■ **Exercise input**:
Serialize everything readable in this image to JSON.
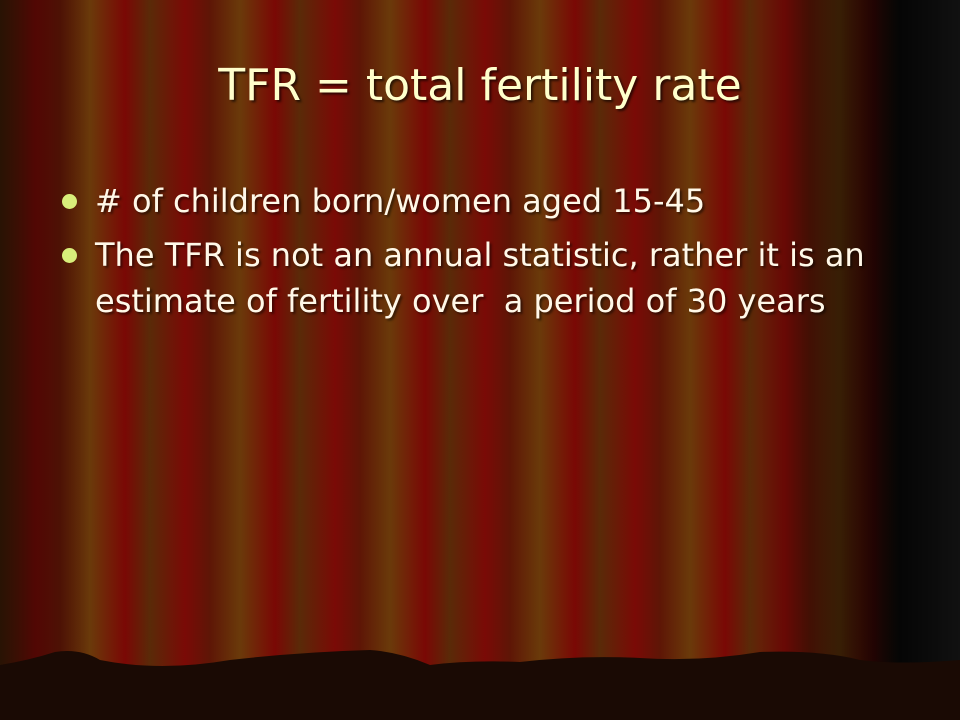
{
  "title": "TFR = total fertility rate",
  "bullets": [
    "# of children born/women aged 15-45",
    "The TFR is not an annual statistic, rather it is an  estimate of fertility over  a period of 30 years"
  ]
}
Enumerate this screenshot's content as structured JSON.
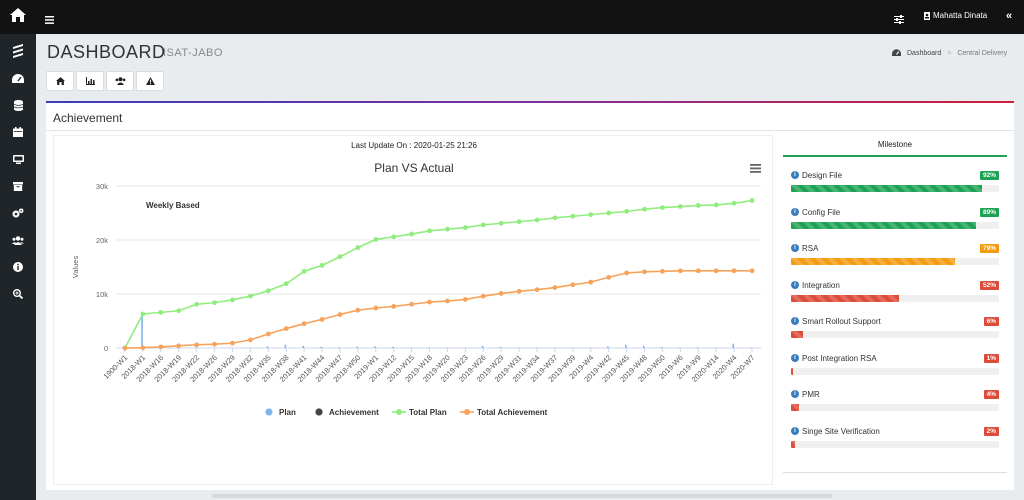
{
  "colors": {
    "topbar": "#121212",
    "sidebar": "#1f2529",
    "plan": "#7cb5ec",
    "achievement": "#434348",
    "total_plan": "#90ed7d",
    "total_achievement": "#f7a35c",
    "green": "#1ea355",
    "orange": "#f39c12",
    "red": "#dd4b39"
  },
  "topbar": {
    "home_icon": "home-icon",
    "menu_icon": "hamburger-icon",
    "settings_icon": "sliders-icon",
    "user_name": "Mahatta Dinata",
    "collapse_label": "«"
  },
  "sidebar": {
    "items": [
      {
        "icon": "ericsson-logo-icon"
      },
      {
        "icon": "speedometer-icon"
      },
      {
        "icon": "database-icon"
      },
      {
        "icon": "calendar-icon"
      },
      {
        "icon": "monitor-icon"
      },
      {
        "icon": "archive-icon"
      },
      {
        "icon": "cogs-icon"
      },
      {
        "icon": "users-icon"
      },
      {
        "icon": "info-icon"
      },
      {
        "icon": "search-plus-icon"
      }
    ]
  },
  "header": {
    "title": "DASHBOARD",
    "subtitle": "ISAT-JABO",
    "breadcrumb": [
      {
        "label": "Dashboard"
      },
      {
        "label": "Central Delivery"
      }
    ]
  },
  "tabs": [
    {
      "icon": "home-icon"
    },
    {
      "icon": "bar-chart-icon"
    },
    {
      "icon": "users-icon"
    },
    {
      "icon": "warning-icon"
    }
  ],
  "card": {
    "title": "Achievement",
    "last_update": "Last Update On : 2020-01-25 21:26"
  },
  "chart_data": {
    "type": "line",
    "title": "Plan VS Actual",
    "subtitle": "Weekly Based",
    "ylabel": "Values",
    "ylim": [
      0,
      30000
    ],
    "yticks": [
      "0",
      "10k",
      "20k",
      "30k"
    ],
    "x_tick_labels": [
      "1900-W1",
      "2018-W1",
      "2018-W16",
      "2018-W19",
      "2018-W22",
      "2018-W26",
      "2018-W29",
      "2018-W32",
      "2018-W35",
      "2018-W38",
      "2018-W41",
      "2018-W44",
      "2018-W47",
      "2018-W50",
      "2019-W1",
      "2019-W12",
      "2019-W15",
      "2019-W18",
      "2019-W20",
      "2019-W23",
      "2019-W26",
      "2019-W29",
      "2019-W31",
      "2019-W34",
      "2019-W37",
      "2019-W39",
      "2019-W4",
      "2019-W42",
      "2019-W45",
      "2019-W48",
      "2019-W50",
      "2019-W6",
      "2019-W9",
      "2020-W14",
      "2020-W4",
      "2020-W7"
    ],
    "series": [
      {
        "name": "Plan",
        "type": "column",
        "values": [
          0,
          6300,
          200,
          100,
          80,
          50,
          60,
          40,
          300,
          600,
          400,
          200,
          150,
          250,
          300,
          200,
          100,
          150,
          80,
          60,
          400,
          200,
          100,
          80,
          60,
          50,
          80,
          300,
          600,
          400,
          200,
          100,
          150,
          100,
          800,
          100
        ]
      },
      {
        "name": "Achievement",
        "type": "column",
        "values": [
          0,
          0,
          0,
          0,
          0,
          0,
          0,
          0,
          0,
          0,
          0,
          0,
          0,
          0,
          0,
          0,
          0,
          0,
          0,
          0,
          0,
          0,
          0,
          0,
          0,
          0,
          0,
          0,
          0,
          0,
          0,
          0,
          0,
          0,
          0,
          0
        ]
      },
      {
        "name": "Total Plan",
        "type": "line",
        "values": [
          0,
          6300,
          6600,
          6900,
          8100,
          8400,
          8900,
          9600,
          10600,
          11900,
          14200,
          15300,
          16900,
          18600,
          20100,
          20600,
          21100,
          21700,
          22000,
          22300,
          22800,
          23100,
          23400,
          23700,
          24100,
          24400,
          24700,
          25000,
          25300,
          25700,
          26000,
          26200,
          26400,
          26500,
          26800,
          27300
        ]
      },
      {
        "name": "Total Achievement",
        "type": "line",
        "values": [
          0,
          50,
          200,
          400,
          600,
          700,
          900,
          1500,
          2600,
          3600,
          4500,
          5300,
          6200,
          7000,
          7400,
          7700,
          8100,
          8500,
          8700,
          9000,
          9600,
          10100,
          10500,
          10800,
          11200,
          11700,
          12200,
          13100,
          13900,
          14100,
          14200,
          14300,
          14300,
          14300,
          14300,
          14300
        ]
      }
    ],
    "legend_position": "bottom-center",
    "menu_icon": "chart-menu-icon"
  },
  "milestone": {
    "title": "Milestone",
    "items": [
      {
        "label": "Design File",
        "percent": 92,
        "badge": "92%",
        "status": "green"
      },
      {
        "label": "Config File",
        "percent": 89,
        "badge": "89%",
        "status": "green"
      },
      {
        "label": "RSA",
        "percent": 79,
        "badge": "79%",
        "status": "orange"
      },
      {
        "label": "Integration",
        "percent": 52,
        "badge": "52%",
        "status": "red"
      },
      {
        "label": "Smart Rollout Support",
        "percent": 6,
        "badge": "6%",
        "status": "red"
      },
      {
        "label": "Post Integration RSA",
        "percent": 1,
        "badge": "1%",
        "status": "red"
      },
      {
        "label": "PMR",
        "percent": 4,
        "badge": "4%",
        "status": "red"
      },
      {
        "label": "Singe Site Verification",
        "percent": 2,
        "badge": "2%",
        "status": "red"
      }
    ]
  }
}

■ **Task requirements**:
Extract the full listing exactly, with the pictures left out.

■ **Solution for this exercise**:
Serialize everything readable in this image to JSON.
{
  "title": "TFR = total fertility rate",
  "bullets": [
    "# of children born/women aged 15-45",
    "The TFR is not an annual statistic, rather it is an  estimate of fertility over  a period of 30 years"
  ]
}
Enumerate this screenshot's content as structured JSON.
{
  "colors": {
    "topbar": "#121212",
    "sidebar": "#1f2529",
    "plan": "#7cb5ec",
    "achievement": "#434348",
    "total_plan": "#90ed7d",
    "total_achievement": "#f7a35c",
    "green": "#1ea355",
    "orange": "#f39c12",
    "red": "#dd4b39"
  },
  "topbar": {
    "home_icon": "home-icon",
    "menu_icon": "hamburger-icon",
    "settings_icon": "sliders-icon",
    "user_name": "Mahatta Dinata",
    "collapse_label": "«"
  },
  "sidebar": {
    "items": [
      {
        "icon": "ericsson-logo-icon"
      },
      {
        "icon": "speedometer-icon"
      },
      {
        "icon": "database-icon"
      },
      {
        "icon": "calendar-icon"
      },
      {
        "icon": "monitor-icon"
      },
      {
        "icon": "archive-icon"
      },
      {
        "icon": "cogs-icon"
      },
      {
        "icon": "users-icon"
      },
      {
        "icon": "info-icon"
      },
      {
        "icon": "search-plus-icon"
      }
    ]
  },
  "header": {
    "title": "DASHBOARD",
    "subtitle": "ISAT-JABO",
    "breadcrumb": [
      {
        "label": "Dashboard"
      },
      {
        "label": "Central Delivery"
      }
    ]
  },
  "tabs": [
    {
      "icon": "home-icon"
    },
    {
      "icon": "bar-chart-icon"
    },
    {
      "icon": "users-icon"
    },
    {
      "icon": "warning-icon"
    }
  ],
  "card": {
    "title": "Achievement",
    "last_update": "Last Update On : 2020-01-25 21:26"
  },
  "chart_data": {
    "type": "line",
    "title": "Plan VS Actual",
    "subtitle": "Weekly Based",
    "ylabel": "Values",
    "ylim": [
      0,
      30000
    ],
    "yticks": [
      "0",
      "10k",
      "20k",
      "30k"
    ],
    "x_tick_labels": [
      "1900-W1",
      "2018-W1",
      "2018-W16",
      "2018-W19",
      "2018-W22",
      "2018-W26",
      "2018-W29",
      "2018-W32",
      "2018-W35",
      "2018-W38",
      "2018-W41",
      "2018-W44",
      "2018-W47",
      "2018-W50",
      "2019-W1",
      "2019-W12",
      "2019-W15",
      "2019-W18",
      "2019-W20",
      "2019-W23",
      "2019-W26",
      "2019-W29",
      "2019-W31",
      "2019-W34",
      "2019-W37",
      "2019-W39",
      "2019-W4",
      "2019-W42",
      "2019-W45",
      "2019-W48",
      "2019-W50",
      "2019-W6",
      "2019-W9",
      "2020-W14",
      "2020-W4",
      "2020-W7"
    ],
    "series": [
      {
        "name": "Plan",
        "type": "column",
        "values": [
          0,
          6300,
          200,
          100,
          80,
          50,
          60,
          40,
          300,
          600,
          400,
          200,
          150,
          250,
          300,
          200,
          100,
          150,
          80,
          60,
          400,
          200,
          100,
          80,
          60,
          50,
          80,
          300,
          600,
          400,
          200,
          100,
          150,
          100,
          800,
          100
        ]
      },
      {
        "name": "Achievement",
        "type": "column",
        "values": [
          0,
          0,
          0,
          0,
          0,
          0,
          0,
          0,
          0,
          0,
          0,
          0,
          0,
          0,
          0,
          0,
          0,
          0,
          0,
          0,
          0,
          0,
          0,
          0,
          0,
          0,
          0,
          0,
          0,
          0,
          0,
          0,
          0,
          0,
          0,
          0
        ]
      },
      {
        "name": "Total Plan",
        "type": "line",
        "values": [
          0,
          6300,
          6600,
          6900,
          8100,
          8400,
          8900,
          9600,
          10600,
          11900,
          14200,
          15300,
          16900,
          18600,
          20100,
          20600,
          21100,
          21700,
          22000,
          22300,
          22800,
          23100,
          23400,
          23700,
          24100,
          24400,
          24700,
          25000,
          25300,
          25700,
          26000,
          26200,
          26400,
          26500,
          26800,
          27300
        ]
      },
      {
        "name": "Total Achievement",
        "type": "line",
        "values": [
          0,
          50,
          200,
          400,
          600,
          700,
          900,
          1500,
          2600,
          3600,
          4500,
          5300,
          6200,
          7000,
          7400,
          7700,
          8100,
          8500,
          8700,
          9000,
          9600,
          10100,
          10500,
          10800,
          11200,
          11700,
          12200,
          13100,
          13900,
          14100,
          14200,
          14300,
          14300,
          14300,
          14300,
          14300
        ]
      }
    ],
    "legend_position": "bottom-center",
    "menu_icon": "chart-menu-icon"
  },
  "milestone": {
    "title": "Milestone",
    "items": [
      {
        "label": "Design File",
        "percent": 92,
        "badge": "92%",
        "status": "green"
      },
      {
        "label": "Config File",
        "percent": 89,
        "badge": "89%",
        "status": "green"
      },
      {
        "label": "RSA",
        "percent": 79,
        "badge": "79%",
        "status": "orange"
      },
      {
        "label": "Integration",
        "percent": 52,
        "badge": "52%",
        "status": "red"
      },
      {
        "label": "Smart Rollout Support",
        "percent": 6,
        "badge": "6%",
        "status": "red"
      },
      {
        "label": "Post Integration RSA",
        "percent": 1,
        "badge": "1%",
        "status": "red"
      },
      {
        "label": "PMR",
        "percent": 4,
        "badge": "4%",
        "status": "red"
      },
      {
        "label": "Singe Site Verification",
        "percent": 2,
        "badge": "2%",
        "status": "red"
      }
    ]
  }
}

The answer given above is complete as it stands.